# 記録のまとめ

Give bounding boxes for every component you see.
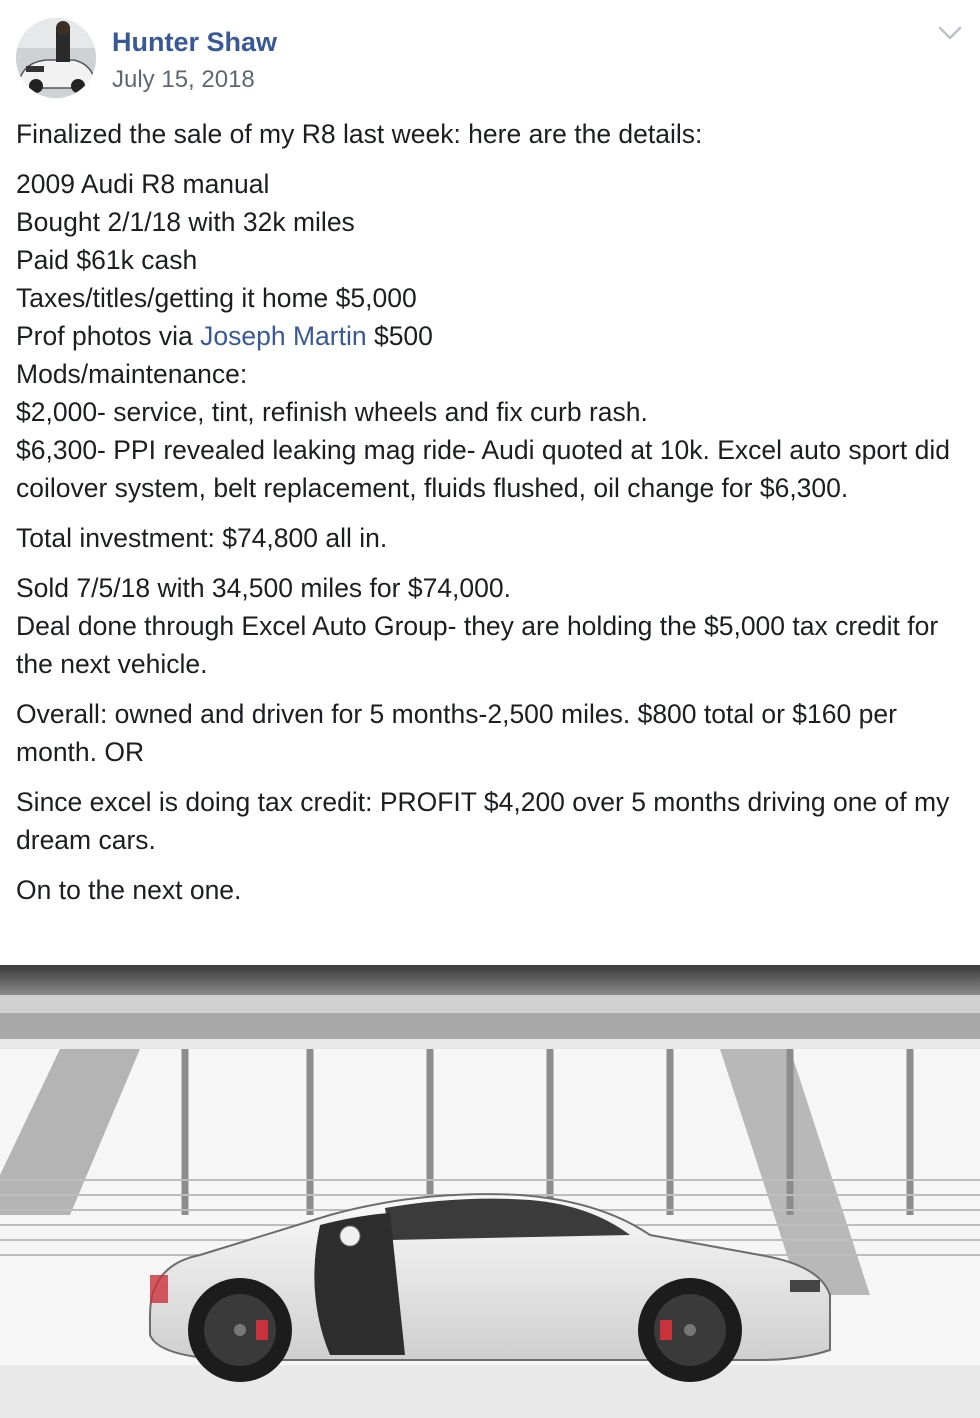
rear-wheel [188, 1278, 292, 1382]
detail-mods-2: $6,300- PPI revealed leaking mag ride- Audi quoted at 10k. Excel auto sport did coilover system, belt replacement, fluids flushed, oil change for $6,300. [16, 435, 950, 503]
post-date[interactable]: July 15, 2018 [112, 66, 255, 93]
mention-link[interactable]: Joseph Martin [200, 321, 367, 351]
post-photo[interactable] [0, 965, 980, 1418]
detail-photos [16, 317, 966, 355]
photos-suffix: $500 [366, 321, 433, 351]
intro-text: Finalized the sale of my R8 last week: here are the details: [16, 119, 703, 149]
detail-bought: Bought 2/1/18 with 32k miles [16, 207, 355, 237]
post-sale [16, 569, 966, 683]
avatar-photo [16, 18, 96, 98]
post-overall [16, 695, 966, 771]
overall-text: Overall: owned and driven for 5 months-2,500 miles. $800 total or $160 per month. OR [16, 699, 897, 767]
sold-text: Sold 7/5/18 with 34,500 miles for $74,000. [16, 573, 511, 603]
detail-mods-1: $2,000- service, tint, refinish wheels and fix curb rash. [16, 397, 648, 427]
post-total [16, 519, 966, 557]
author-name[interactable]: Hunter Shaw [112, 27, 278, 57]
detail-car: 2009 Audi R8 manual [16, 169, 270, 199]
total-text: Total investment: $74,800 all in. [16, 523, 388, 553]
deal-text: Deal done through Excel Auto Group- they are holding the $5,000 tax credit for the next vehicle. [16, 611, 939, 679]
detail-taxes: Taxes/titles/getting it home $5,000 [16, 283, 417, 313]
chevron-down-icon[interactable] [936, 22, 964, 44]
avatar[interactable] [16, 18, 96, 98]
photos-prefix: Prof photos via [16, 321, 201, 351]
profit-text: Since excel is doing tax credit: PROFIT $4,200 over 5 months driving one of my dream cars. [16, 787, 950, 855]
post-intro [16, 115, 966, 153]
detail-mods-heading: Mods/maintenance: [16, 359, 248, 389]
closing-text: On to the next one. [16, 875, 242, 905]
car-photo [0, 965, 980, 1418]
front-wheel [638, 1278, 742, 1382]
post-details [16, 165, 966, 507]
post-profit [16, 783, 966, 859]
post-body [16, 115, 966, 921]
post-closing [16, 871, 966, 909]
detail-paid: Paid $61k cash [16, 245, 198, 275]
post-header [0, 0, 980, 110]
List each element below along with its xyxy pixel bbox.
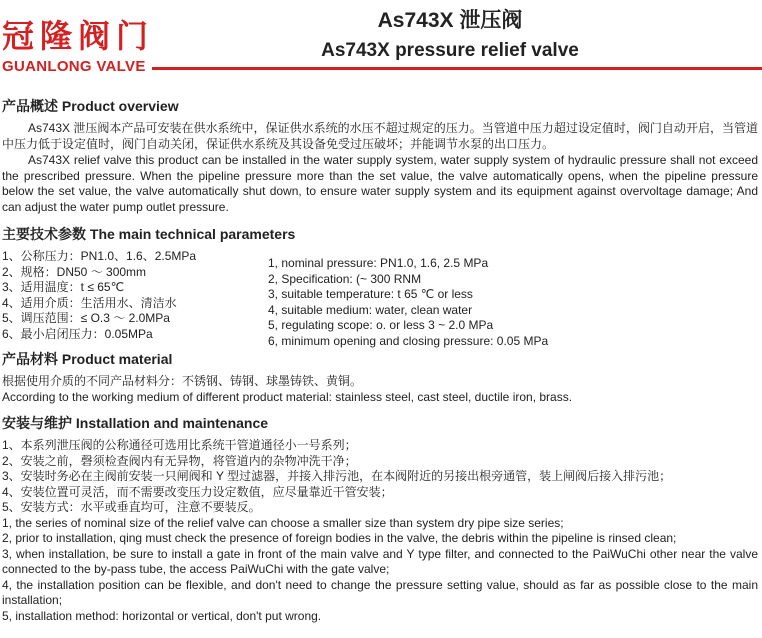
install-item-cn: 3、安装时务必在主阀前安装一只闸阀和 Y 型过滤器，并接入排污池，在本阀附近的另接出根旁通管，装上闸阀后接入排污池； bbox=[2, 469, 672, 483]
install-item-en: 2, prior to installation, qing must check the presence of foreign bodies in the valve, the debris within the pipeline is rinsed clean; bbox=[2, 531, 677, 545]
params-item-en: 4, suitable medium: water, clean water bbox=[268, 302, 473, 317]
install-item-en: 5, installation method: horizontal or vertical, don't put wrong. bbox=[2, 608, 322, 623]
material-text-cn: 根据使用介质的不同产品材料分：不锈钢、铸钢、球墨铸铁、黄铜。 bbox=[2, 374, 363, 388]
install-item-cn: 2、安装之前，磬须检查阀内有无异物，将管道内的杂物冲洗干净； bbox=[2, 453, 357, 468]
material-heading: 产品材料 Product material bbox=[2, 351, 173, 367]
params-heading: 主要技术参数 The main technical parameters bbox=[2, 226, 296, 242]
install-item-en: 1, the series of nominal size of the relief valve can choose a smaller size than system dry pipe size series; bbox=[2, 515, 564, 530]
brand-logo-en: GUANLONG VALVE bbox=[2, 58, 146, 75]
params-item-cn: 6、最小启闭压力：0.05MPa bbox=[2, 326, 153, 341]
install-item-en: 3, when installation, be sure to install a gate in front of the main valve and Y type filter, and connected to the PaiWuChi other near the valve connected to the by-pass tube, the access PaiWuChi with the gate valve; bbox=[2, 546, 758, 576]
params-item-en: 1, nominal pressure: PN1.0, 1.6, 2.5 MPa bbox=[268, 256, 489, 270]
overview-text-cn: As743X 泄压阀本产品可安装在供水系统中，保证供水系统的水压不超过规定的压力。当管道中压力超过设定值时，阀门自动开启，当管道中压力低于设定值时，阀门自动关闭，保证供水系统及其设备免受过压破坏；并能调节水泵的出口压力。 bbox=[2, 121, 758, 151]
page-title-cn: As743X 泄压阀 bbox=[377, 9, 523, 32]
install-item-cn: 5、安装方式：水平或垂直均可，注意不要装反。 bbox=[2, 500, 261, 514]
params-item-en: 5, regulating scope: o. or less 3 ~ 2.0 MPa bbox=[268, 318, 494, 332]
params-list-cn bbox=[2, 249, 196, 342]
install-item-cn: 1、本系列泄压阀的公称通径可选用比系统干管道通径小一号系列； bbox=[2, 438, 357, 452]
brand-logo-cn: 冠隆阀门 bbox=[2, 17, 155, 55]
install-item-en: 4, the installation position can be flexible, and don't need to change the pressure setting value, should as far as possible close to the main installation; bbox=[2, 577, 758, 607]
overview-text-en: As743X relief valve this product can be installed in the water supply system, water supply system of hydraulic pressure shall not exceed the prescribed pressure. When the pipeline pressure more than the set value, the valve automatically opens, when the pipeline pressure below the set value, the valve automatically shut down, to ensure water supply system and its equipment against overvoltage damage; And can adjust the water pump outlet pressure. bbox=[2, 153, 758, 214]
params-item-cn: 1、公称压力：PN1.0、1.6、2.5MPa bbox=[2, 249, 197, 263]
params-item-cn: 2、规格：DN50 ～ 300mm bbox=[2, 264, 147, 279]
params-list-en bbox=[268, 256, 548, 349]
params-item-cn: 3、适用温度：t ≤ 65℃ bbox=[2, 280, 125, 294]
params-item-cn: 4、适用介质：生活用水、清洁水 bbox=[2, 295, 177, 310]
install-item-cn: 4、安装位置可灵活，而不需要改变压力设定数值，应尽量靠近干管安装； bbox=[2, 484, 393, 499]
params-item-en: 2, Specification: (~ 300 RNM bbox=[268, 271, 422, 286]
install-heading: 安装与维护 Installation and maintenance bbox=[2, 415, 269, 431]
page-title-en: As743X pressure relief valve bbox=[321, 40, 579, 61]
params-item-cn: 5、调压范围：≤ O.3 ～ 2.0MPa bbox=[2, 311, 170, 325]
install-list-cn bbox=[2, 438, 758, 624]
material-text-en: According to the working medium of different product material: stainless steel, cast steel, ductile iron, brass. bbox=[2, 390, 573, 404]
header-divider bbox=[152, 67, 762, 70]
params-item-en: 6, minimum opening and closing pressure: 0.05 MPa bbox=[268, 333, 549, 348]
header bbox=[0, 0, 762, 80]
overview-heading: 产品概述 Product overview bbox=[2, 98, 179, 114]
params-item-en: 3, suitable temperature: t 65 ℃ or less bbox=[268, 287, 473, 301]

# ひとこと課題
上の記録をすべて、1行を1つの文字列としたJSONのリストで書き表してください。空行は入れず、画像は答えに含めないでください。

# できあがった答え
[
  "Give bounding boxes for every component you see.",
  "rear-wheel [188, 1278, 292, 1382]",
  "detail-mods-2: $6,300- PPI revealed leaking mag ride- Audi quoted at 10k. Excel auto sport did coilover system, belt replacement, fluids flushed, oil change for $6,300. [16, 435, 950, 503]",
  "post-date[interactable]: July 15, 2018 [112, 66, 255, 93]",
  "mention-link[interactable]: Joseph Martin [200, 321, 367, 351]",
  "post-photo[interactable] [0, 965, 980, 1418]",
  "detail-photos [16, 317, 966, 355]",
  "photos-suffix: $500 [366, 321, 433, 351]",
  "intro-text: Finalized the sale of my R8 last week: here are the details: [16, 119, 703, 149]",
  "detail-bought: Bought 2/1/18 with 32k miles [16, 207, 355, 237]",
  "post-sale [16, 569, 966, 683]",
  "avatar-photo [16, 18, 96, 98]",
  "post-overall [16, 695, 966, 771]",
  "overall-text: Overall: owned and driven for 5 months-2,500 miles. $800 total or $160 per month. OR [16, 699, 897, 767]",
  "sold-text: Sold 7/5/18 with 34,500 miles for $74,000. [16, 573, 511, 603]",
  "detail-mods-1: $2,000- service, tint, refinish wheels and fix curb rash. [16, 397, 648, 427]",
  "post-total [16, 519, 966, 557]",
  "author-name[interactable]: Hunter Shaw [112, 27, 278, 57]",
  "detail-car: 2009 Audi R8 manual [16, 169, 270, 199]",
  "total-text: Total investment: $74,800 all in. [16, 523, 388, 553]",
  "deal-text: Deal done through Excel Auto Group- they are holding the $5,000 tax credit for the next vehicle. [16, 611, 939, 679]",
  "detail-taxes: Taxes/titles/getting it home $5,000 [16, 283, 417, 313]",
  "chevron-down-icon[interactable] [936, 22, 964, 44]",
  "avatar[interactable] [16, 18, 96, 98]",
  "photos-prefix: Prof photos via [16, 321, 201, 351]",
  "profit-text: Since excel is doing tax credit: PROFIT $4,200 over 5 months driving one of my dream cars. [16, 787, 950, 855]",
  "post-intro [16, 115, 966, 153]",
  "detail-mods-heading: Mods/maintenance: [16, 359, 248, 389]",
  "closing-text: On to the next one. [16, 875, 242, 905]",
  "car-photo [0, 965, 980, 1418]",
  "front-wheel [638, 1278, 742, 1382]",
  "post-details [16, 165, 966, 507]",
  "post-profit [16, 783, 966, 859]",
  "post-body [16, 115, 966, 921]",
  "post-closing [16, 871, 966, 909]",
  "detail-paid: Paid $61k cash [16, 245, 198, 275]",
  "post-header [0, 0, 980, 110]",
  "List each element below along with its xyxy pixel bbox.",
  "install-item-cn: 3、安装时务必在主阀前安装一只闸阀和 Y 型过滤器，并接入排污池，在本阀附近的另接出根旁通管，装上闸阀后接入排污池； bbox=[2, 469, 672, 483]",
  "install-item-en: 2, prior to installation, qing must check the presence of foreign bodies in the valve, the debris within the pipeline is rinsed clean; bbox=[2, 531, 677, 545]",
  "params-item-en: 4, suitable medium: water, clean water bbox=[268, 302, 473, 317]",
  "install-item-en: 5, installation method: horizontal or vertical, don't put wrong. bbox=[2, 608, 322, 623]",
  "material-text-cn: 根据使用介质的不同产品材料分：不锈钢、铸钢、球墨铸铁、黄铜。 bbox=[2, 374, 363, 388]",
  "install-item-cn: 2、安装之前，磬须检查阀内有无异物，将管道内的杂物冲洗干净； bbox=[2, 453, 357, 468]",
  "material-heading: 产品材料 Product material bbox=[2, 351, 173, 367]",
  "params-heading: 主要技术参数 The main technical parameters bbox=[2, 226, 296, 242]",
  "install-item-en: 1, the series of nominal size of the relief valve can choose a smaller size than system dry pipe size series; bbox=[2, 515, 564, 530]",
  "brand-logo-en: GUANLONG VALVE bbox=[2, 58, 146, 75]",
  "params-item-cn: 6、最小启闭压力：0.05MPa bbox=[2, 326, 153, 341]",
  "install-item-en: 3, when installation, be sure to install a gate in front of the main valve and Y type filter, and connected to the PaiWuChi other near the valve connected to the by-pass tube, the access PaiWuChi with the gate valve; bbox=[2, 546, 758, 576]",
  "params-item-en: 1, nominal pressure: PN1.0, 1.6, 2.5 MPa bbox=[268, 256, 489, 270]",
  "overview-text-cn: As743X 泄压阀本产品可安装在供水系统中，保证供水系统的水压不超过规定的压力。当管道中压力超过设定值时，阀门自动开启，当管道中压力低于设定值时，阀门自动关闭，保证供水系统及其设备免受过压破坏；并能调节水泵的出口压力。 bbox=[2, 121, 758, 151]",
  "page-title-cn: As743X 泄压阀 bbox=[377, 9, 523, 32]",
  "install-item-cn: 5、安装方式：水平或垂直均可，注意不要装反。 bbox=[2, 500, 261, 514]",
  "params-item-en: 5, regulating scope: o. or less 3 ~ 2.0 MPa bbox=[268, 318, 494, 332]",
  "params-list-cn bbox=[2, 249, 196, 342]",
  "install-item-cn: 1、本系列泄压阀的公称通径可选用比系统干管道通径小一号系列； bbox=[2, 438, 357, 452]",
  "brand-logo-cn: 冠隆阀门 bbox=[2, 17, 155, 55]",
  "install-item-en: 4, the installation position can be flexible, and don't need to change the pressure setting value, should as far as possible close to the main installation; bbox=[2, 577, 758, 607]",
  "overview-text-en: As743X relief valve this product can be installed in the water supply system, water supply system of hydraulic pressure shall not exceed the prescribed pressure. When the pipeline pressure more than the set value, the valve automatically opens, when the pipeline pressure below the set value, the valve automatically shut down, to ensure water supply system and its equipment against overvoltage damage; And can adjust the water pump outlet pressure. bbox=[2, 153, 758, 214]",
  "params-item-cn: 1、公称压力：PN1.0、1.6、2.5MPa bbox=[2, 249, 197, 263]",
  "params-item-cn: 2、规格：DN50 ～ 300mm bbox=[2, 264, 147, 279]",
  "params-list-en bbox=[268, 256, 548, 349]",
  "params-item-cn: 3、适用温度：t ≤ 65℃ bbox=[2, 280, 125, 294]",
  "params-item-cn: 4、适用介质：生活用水、清洁水 bbox=[2, 295, 177, 310]",
  "install-item-cn: 4、安装位置可灵活，而不需要改变压力设定数值，应尽量靠近干管安装； bbox=[2, 484, 393, 499]",
  "params-item-en: 2, Specification: (~ 300 RNM bbox=[268, 271, 422, 286]",
  "install-heading: 安装与维护 Installation and maintenance bbox=[2, 415, 269, 431]",
  "page-title-en: As743X pressure relief valve bbox=[321, 40, 579, 61]",
  "params-item-cn: 5、调压范围：≤ O.3 ～ 2.0MPa bbox=[2, 311, 170, 325]",
  "install-list-cn bbox=[2, 438, 758, 624]",
  "material-text-en: According to the working medium of different product material: stainless steel, cast steel, ductile iron, brass. bbox=[2, 390, 573, 404]",
  "header-divider bbox=[152, 67, 762, 70]",
  "params-item-en: 6, minimum opening and closing pressure: 0.05 MPa bbox=[268, 333, 549, 348]",
  "header bbox=[0, 0, 762, 80]",
  "overview-heading: 产品概述 Product overview bbox=[2, 98, 179, 114]",
  "params-item-en: 3, suitable temperature: t 65 ℃ or less bbox=[268, 287, 473, 301]"
]